◆ Exercise directions
Of all the lines in the material, how many contain the word "content"? State the number alone.

◆ Dataset records
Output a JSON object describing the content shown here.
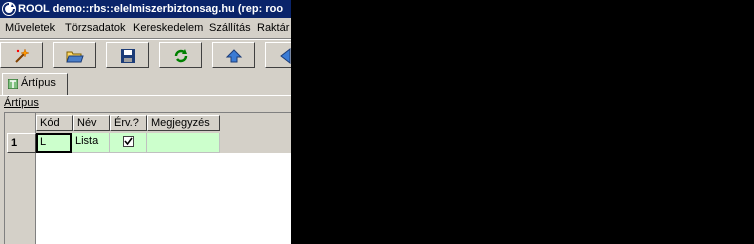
{
  "window": {
    "title": "ROOL demo::rbs::elelmiszerbiztonsag.hu (rep: roo"
  },
  "menubar": {
    "items": [
      "Műveletek",
      "Törzsadatok",
      "Kereskedelem",
      "Szállítás",
      "Raktár"
    ]
  },
  "toolbar": {
    "buttons": [
      "magic-wand-icon",
      "open-folder-icon",
      "save-icon",
      "refresh-icon",
      "up-arrow-icon",
      "back-arrow-icon"
    ]
  },
  "tabs": [
    {
      "label": "Ártípus",
      "active": true
    }
  ],
  "section": {
    "label": "Ártípus"
  },
  "grid": {
    "columns": [
      "Kód",
      "Név",
      "Érv.?",
      "Megjegyzés"
    ],
    "rows": [
      {
        "row_number": "1",
        "kod": "L",
        "nev": "Lista",
        "erv": true,
        "megjegyzes": ""
      }
    ],
    "row_color": "#ccffcc"
  },
  "colors": {
    "titlebar": "#0a246a",
    "chrome": "#d4d0c8",
    "background": "#000000"
  }
}
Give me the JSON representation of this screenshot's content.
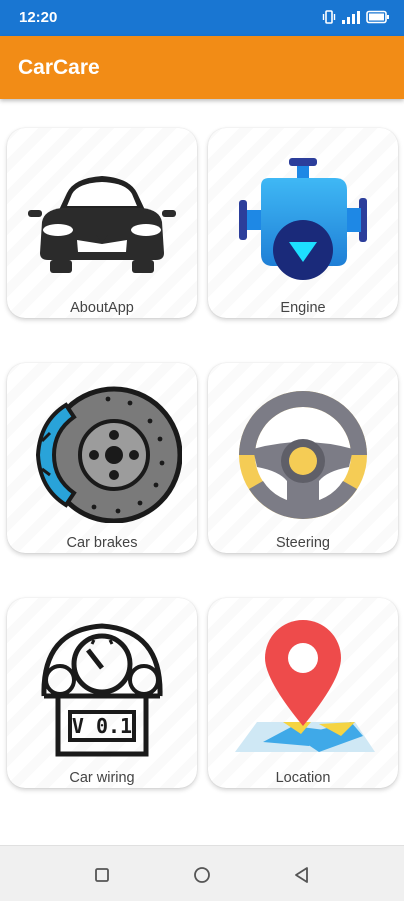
{
  "status_bar": {
    "time": "12:20"
  },
  "app_bar": {
    "title": "CarCare"
  },
  "cards": [
    {
      "label": "AboutApp",
      "icon": "car-front-icon"
    },
    {
      "label": "Engine",
      "icon": "engine-icon"
    },
    {
      "label": "Car brakes",
      "icon": "brake-disc-icon"
    },
    {
      "label": "Steering",
      "icon": "steering-wheel-icon"
    },
    {
      "label": "Car wiring",
      "icon": "dashboard-gauge-icon"
    },
    {
      "label": "Location",
      "icon": "map-pin-icon"
    }
  ],
  "nav_bar": {
    "buttons": [
      "recents-square-icon",
      "home-circle-icon",
      "back-triangle-icon"
    ]
  },
  "colors": {
    "status_bar": "#1976d2",
    "app_bar": "#f28c16"
  }
}
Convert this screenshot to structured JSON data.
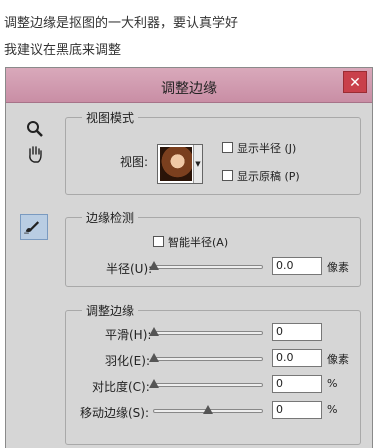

◆ Answer to the task
2